● Description of the task
Transcribe the listing word for word.

(Records from a dataset)
###

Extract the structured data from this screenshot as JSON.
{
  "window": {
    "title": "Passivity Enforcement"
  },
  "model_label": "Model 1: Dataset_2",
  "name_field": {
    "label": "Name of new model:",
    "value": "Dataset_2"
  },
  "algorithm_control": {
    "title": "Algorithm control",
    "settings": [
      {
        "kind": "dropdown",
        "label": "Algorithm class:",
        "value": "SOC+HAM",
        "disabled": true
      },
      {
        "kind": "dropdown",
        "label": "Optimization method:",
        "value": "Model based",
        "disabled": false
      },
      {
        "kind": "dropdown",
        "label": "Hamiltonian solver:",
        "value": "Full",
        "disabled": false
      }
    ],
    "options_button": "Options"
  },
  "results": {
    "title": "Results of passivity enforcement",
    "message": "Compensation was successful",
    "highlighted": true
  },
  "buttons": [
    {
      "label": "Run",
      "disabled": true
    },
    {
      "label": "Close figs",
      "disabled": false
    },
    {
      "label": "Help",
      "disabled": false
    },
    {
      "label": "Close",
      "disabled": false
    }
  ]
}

###

● The solution
Extract the structured data from this screenshot as JSON.
{
  "window": {
    "title": "Passivity Enforcement"
  },
  "model_label": "Model 1: Dataset_2",
  "name_field": {
    "label": "Name of new model:",
    "value": "Dataset_2"
  },
  "algorithm_control": {
    "title": "Algorithm control",
    "settings": [
      {
        "kind": "dropdown",
        "label": "Algorithm class:",
        "value": "SOC+HAM",
        "disabled": true
      },
      {
        "kind": "dropdown",
        "label": "Optimization method:",
        "value": "Model based",
        "disabled": false
      },
      {
        "kind": "dropdown",
        "label": "Hamiltonian solver:",
        "value": "Full",
        "disabled": false
      }
    ],
    "options_button": "Options"
  },
  "results": {
    "title": "Results of passivity enforcement",
    "message": "Compensation was successful",
    "highlighted": true
  },
  "buttons": [
    {
      "label": "Run",
      "disabled": true
    },
    {
      "label": "Close figs",
      "disabled": false
    },
    {
      "label": "Help",
      "disabled": false
    },
    {
      "label": "Close",
      "disabled": false
    }
  ]
}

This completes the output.